> **YOUR OBJECTIVE**
Return all lines with the word "data" in them.

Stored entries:

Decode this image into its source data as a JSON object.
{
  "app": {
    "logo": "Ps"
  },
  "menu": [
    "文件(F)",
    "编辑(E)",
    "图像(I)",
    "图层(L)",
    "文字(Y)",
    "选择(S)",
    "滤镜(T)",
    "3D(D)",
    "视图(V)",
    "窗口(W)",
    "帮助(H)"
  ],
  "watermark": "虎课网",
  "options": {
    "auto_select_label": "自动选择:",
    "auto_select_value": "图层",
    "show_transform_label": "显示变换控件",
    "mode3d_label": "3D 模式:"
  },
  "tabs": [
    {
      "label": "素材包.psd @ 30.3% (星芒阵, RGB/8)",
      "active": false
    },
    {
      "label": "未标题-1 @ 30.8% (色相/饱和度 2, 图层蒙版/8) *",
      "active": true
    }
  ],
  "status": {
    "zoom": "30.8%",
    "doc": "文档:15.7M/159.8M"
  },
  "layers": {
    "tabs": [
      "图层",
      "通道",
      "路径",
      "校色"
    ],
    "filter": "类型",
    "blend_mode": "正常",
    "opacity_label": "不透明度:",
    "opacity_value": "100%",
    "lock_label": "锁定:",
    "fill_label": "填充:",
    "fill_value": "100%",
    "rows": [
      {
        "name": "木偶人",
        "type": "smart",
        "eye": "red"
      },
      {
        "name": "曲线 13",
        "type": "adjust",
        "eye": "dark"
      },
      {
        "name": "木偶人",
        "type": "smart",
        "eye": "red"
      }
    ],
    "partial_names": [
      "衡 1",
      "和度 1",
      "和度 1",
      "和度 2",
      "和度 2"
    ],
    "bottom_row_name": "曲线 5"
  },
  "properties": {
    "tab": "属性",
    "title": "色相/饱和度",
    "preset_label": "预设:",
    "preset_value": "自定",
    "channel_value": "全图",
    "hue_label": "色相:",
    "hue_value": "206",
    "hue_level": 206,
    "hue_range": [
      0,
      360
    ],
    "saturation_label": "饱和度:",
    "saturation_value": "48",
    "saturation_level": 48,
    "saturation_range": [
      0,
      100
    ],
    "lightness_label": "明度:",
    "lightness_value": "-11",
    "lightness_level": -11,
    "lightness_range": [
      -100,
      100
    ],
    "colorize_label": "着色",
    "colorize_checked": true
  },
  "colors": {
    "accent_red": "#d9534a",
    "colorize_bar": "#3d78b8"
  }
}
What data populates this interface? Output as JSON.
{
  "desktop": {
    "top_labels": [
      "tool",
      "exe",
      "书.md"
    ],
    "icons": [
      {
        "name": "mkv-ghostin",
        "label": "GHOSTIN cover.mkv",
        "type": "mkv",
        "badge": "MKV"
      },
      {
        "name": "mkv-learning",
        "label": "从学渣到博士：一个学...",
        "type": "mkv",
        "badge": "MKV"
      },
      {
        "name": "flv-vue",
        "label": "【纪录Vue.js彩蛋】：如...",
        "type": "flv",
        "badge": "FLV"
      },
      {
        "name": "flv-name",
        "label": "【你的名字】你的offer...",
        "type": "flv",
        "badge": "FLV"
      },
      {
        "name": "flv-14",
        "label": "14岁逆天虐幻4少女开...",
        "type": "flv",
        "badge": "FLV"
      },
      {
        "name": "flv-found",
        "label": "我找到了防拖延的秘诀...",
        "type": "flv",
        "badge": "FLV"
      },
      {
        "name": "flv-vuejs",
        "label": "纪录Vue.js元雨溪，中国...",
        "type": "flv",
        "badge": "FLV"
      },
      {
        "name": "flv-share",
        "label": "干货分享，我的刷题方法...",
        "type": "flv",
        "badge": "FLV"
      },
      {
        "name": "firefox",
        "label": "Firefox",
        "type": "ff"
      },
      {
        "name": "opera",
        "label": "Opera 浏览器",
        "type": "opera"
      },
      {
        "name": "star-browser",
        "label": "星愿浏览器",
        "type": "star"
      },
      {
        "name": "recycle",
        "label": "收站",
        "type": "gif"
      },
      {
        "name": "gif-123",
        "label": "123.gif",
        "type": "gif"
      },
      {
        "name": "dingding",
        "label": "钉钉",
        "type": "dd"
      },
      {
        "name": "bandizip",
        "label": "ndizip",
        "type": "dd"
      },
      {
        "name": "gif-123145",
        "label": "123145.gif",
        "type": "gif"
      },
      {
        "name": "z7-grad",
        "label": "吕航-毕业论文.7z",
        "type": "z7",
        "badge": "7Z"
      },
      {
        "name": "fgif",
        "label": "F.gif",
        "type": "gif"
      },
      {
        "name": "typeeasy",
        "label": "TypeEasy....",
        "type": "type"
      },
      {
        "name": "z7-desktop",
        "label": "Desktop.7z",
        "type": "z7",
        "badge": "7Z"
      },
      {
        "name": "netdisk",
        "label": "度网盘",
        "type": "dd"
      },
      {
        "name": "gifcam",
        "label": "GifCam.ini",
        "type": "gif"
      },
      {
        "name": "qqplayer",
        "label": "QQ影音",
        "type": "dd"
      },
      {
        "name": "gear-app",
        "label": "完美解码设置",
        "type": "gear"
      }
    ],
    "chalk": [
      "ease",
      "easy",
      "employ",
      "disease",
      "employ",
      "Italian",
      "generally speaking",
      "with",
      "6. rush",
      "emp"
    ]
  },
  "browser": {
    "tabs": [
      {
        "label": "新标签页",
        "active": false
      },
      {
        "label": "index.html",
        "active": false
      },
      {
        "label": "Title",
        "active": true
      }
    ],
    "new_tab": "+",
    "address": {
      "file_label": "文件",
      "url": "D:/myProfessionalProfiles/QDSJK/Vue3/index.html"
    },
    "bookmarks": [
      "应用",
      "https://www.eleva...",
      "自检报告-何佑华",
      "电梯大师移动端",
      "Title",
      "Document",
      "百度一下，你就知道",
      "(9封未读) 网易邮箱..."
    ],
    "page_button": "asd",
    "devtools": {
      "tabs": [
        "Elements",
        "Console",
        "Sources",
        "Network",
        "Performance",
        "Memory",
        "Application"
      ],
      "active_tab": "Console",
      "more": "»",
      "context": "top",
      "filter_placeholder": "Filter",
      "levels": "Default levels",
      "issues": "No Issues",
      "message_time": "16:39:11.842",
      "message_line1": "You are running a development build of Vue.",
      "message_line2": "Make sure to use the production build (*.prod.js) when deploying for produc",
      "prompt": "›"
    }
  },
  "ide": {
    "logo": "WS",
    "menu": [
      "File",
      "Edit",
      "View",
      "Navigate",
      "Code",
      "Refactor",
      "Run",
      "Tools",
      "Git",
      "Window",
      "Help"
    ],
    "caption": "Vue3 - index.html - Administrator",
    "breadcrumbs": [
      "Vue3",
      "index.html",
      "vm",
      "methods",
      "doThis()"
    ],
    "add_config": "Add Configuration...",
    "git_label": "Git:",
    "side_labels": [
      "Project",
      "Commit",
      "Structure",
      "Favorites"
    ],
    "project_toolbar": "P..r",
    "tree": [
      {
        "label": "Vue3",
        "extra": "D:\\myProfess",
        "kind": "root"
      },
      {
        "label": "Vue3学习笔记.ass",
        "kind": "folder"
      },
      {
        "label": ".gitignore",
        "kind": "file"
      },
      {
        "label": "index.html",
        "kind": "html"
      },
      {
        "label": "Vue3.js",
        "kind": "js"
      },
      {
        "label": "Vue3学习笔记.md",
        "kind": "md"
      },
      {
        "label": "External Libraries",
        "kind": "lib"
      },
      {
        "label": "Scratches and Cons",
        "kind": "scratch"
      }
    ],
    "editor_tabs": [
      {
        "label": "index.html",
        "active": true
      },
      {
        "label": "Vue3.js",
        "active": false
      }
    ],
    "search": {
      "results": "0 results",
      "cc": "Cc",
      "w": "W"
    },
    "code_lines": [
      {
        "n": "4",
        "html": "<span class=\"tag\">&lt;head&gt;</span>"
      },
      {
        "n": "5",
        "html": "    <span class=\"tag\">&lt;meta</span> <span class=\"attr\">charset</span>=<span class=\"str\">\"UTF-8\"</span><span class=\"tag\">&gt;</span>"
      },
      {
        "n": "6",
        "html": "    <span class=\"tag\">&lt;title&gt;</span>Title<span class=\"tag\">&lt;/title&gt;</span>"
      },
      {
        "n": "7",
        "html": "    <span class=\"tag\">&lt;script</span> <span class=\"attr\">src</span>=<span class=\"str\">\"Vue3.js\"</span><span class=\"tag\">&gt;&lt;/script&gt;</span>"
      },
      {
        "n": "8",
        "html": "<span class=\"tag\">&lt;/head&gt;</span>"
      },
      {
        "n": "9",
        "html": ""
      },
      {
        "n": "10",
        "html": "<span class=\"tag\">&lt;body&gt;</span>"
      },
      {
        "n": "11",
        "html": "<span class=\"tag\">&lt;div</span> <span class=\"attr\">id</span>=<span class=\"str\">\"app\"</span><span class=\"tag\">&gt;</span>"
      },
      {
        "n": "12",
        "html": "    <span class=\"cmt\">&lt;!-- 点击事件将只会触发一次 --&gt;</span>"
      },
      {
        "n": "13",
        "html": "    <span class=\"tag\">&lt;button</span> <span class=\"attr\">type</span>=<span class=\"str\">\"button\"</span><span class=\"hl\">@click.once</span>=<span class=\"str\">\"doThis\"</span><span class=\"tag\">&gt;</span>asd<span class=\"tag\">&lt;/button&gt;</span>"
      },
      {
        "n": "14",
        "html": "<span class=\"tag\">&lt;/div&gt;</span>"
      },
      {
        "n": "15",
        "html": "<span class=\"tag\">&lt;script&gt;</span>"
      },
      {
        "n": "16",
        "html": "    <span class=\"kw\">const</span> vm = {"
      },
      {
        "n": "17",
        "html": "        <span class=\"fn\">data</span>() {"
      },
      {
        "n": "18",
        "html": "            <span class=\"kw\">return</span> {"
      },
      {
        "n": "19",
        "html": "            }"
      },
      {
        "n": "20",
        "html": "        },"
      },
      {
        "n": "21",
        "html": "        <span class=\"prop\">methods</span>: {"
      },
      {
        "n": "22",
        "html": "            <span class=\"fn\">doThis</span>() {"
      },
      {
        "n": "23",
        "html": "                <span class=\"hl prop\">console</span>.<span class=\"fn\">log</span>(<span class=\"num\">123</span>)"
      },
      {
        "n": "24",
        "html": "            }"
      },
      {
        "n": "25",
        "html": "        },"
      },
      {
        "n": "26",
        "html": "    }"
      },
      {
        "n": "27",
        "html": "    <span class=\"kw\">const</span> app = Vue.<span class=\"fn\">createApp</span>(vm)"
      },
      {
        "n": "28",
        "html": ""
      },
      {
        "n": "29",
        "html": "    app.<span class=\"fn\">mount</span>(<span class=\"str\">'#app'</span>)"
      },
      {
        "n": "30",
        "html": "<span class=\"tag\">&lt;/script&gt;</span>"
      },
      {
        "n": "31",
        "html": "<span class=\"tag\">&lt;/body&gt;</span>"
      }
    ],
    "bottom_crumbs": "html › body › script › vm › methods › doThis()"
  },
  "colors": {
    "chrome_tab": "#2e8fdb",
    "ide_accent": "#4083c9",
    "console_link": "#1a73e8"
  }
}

> **COMPLETE OUTPUT**
Decode this image into its source data as a JSON object.
What data populates this interface? Output as JSON.
        "html": "        <span class=\"fn\">data</span>() {"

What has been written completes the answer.